*EXERCISE BRIEF:* Every line with the string "test" should be gathered.

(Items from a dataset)
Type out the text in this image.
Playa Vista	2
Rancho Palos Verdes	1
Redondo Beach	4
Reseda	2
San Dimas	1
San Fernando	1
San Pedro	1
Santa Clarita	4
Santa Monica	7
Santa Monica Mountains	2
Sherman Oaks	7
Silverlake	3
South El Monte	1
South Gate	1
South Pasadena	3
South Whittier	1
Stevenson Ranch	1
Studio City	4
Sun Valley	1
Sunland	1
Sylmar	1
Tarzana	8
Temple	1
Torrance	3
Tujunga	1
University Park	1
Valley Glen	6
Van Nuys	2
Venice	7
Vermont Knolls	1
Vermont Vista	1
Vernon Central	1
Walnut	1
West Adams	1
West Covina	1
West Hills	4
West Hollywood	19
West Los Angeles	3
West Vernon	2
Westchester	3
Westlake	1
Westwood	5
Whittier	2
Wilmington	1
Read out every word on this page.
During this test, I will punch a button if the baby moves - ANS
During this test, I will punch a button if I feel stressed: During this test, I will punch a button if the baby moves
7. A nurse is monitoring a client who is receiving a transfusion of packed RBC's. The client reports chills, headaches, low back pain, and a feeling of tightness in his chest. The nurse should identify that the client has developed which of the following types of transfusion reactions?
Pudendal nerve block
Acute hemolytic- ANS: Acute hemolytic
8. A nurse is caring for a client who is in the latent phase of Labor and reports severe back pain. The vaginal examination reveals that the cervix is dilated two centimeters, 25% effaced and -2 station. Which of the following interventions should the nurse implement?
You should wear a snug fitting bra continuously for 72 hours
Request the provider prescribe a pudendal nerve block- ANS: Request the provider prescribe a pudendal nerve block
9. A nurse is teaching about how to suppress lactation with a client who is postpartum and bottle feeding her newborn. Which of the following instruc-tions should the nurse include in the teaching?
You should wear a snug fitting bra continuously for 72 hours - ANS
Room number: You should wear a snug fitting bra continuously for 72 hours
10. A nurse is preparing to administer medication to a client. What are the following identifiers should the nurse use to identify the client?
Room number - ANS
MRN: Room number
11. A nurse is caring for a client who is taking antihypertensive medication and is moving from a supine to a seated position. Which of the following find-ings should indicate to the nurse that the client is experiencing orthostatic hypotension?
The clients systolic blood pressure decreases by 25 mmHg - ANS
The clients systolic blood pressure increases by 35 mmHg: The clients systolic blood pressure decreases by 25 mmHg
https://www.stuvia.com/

*RESULT FOR THIS TASK:*
During this test, I will punch a button if the baby moves - ANS
During this test, I will punch a button if I feel stressed: During this test, I will punch a button if the baby moves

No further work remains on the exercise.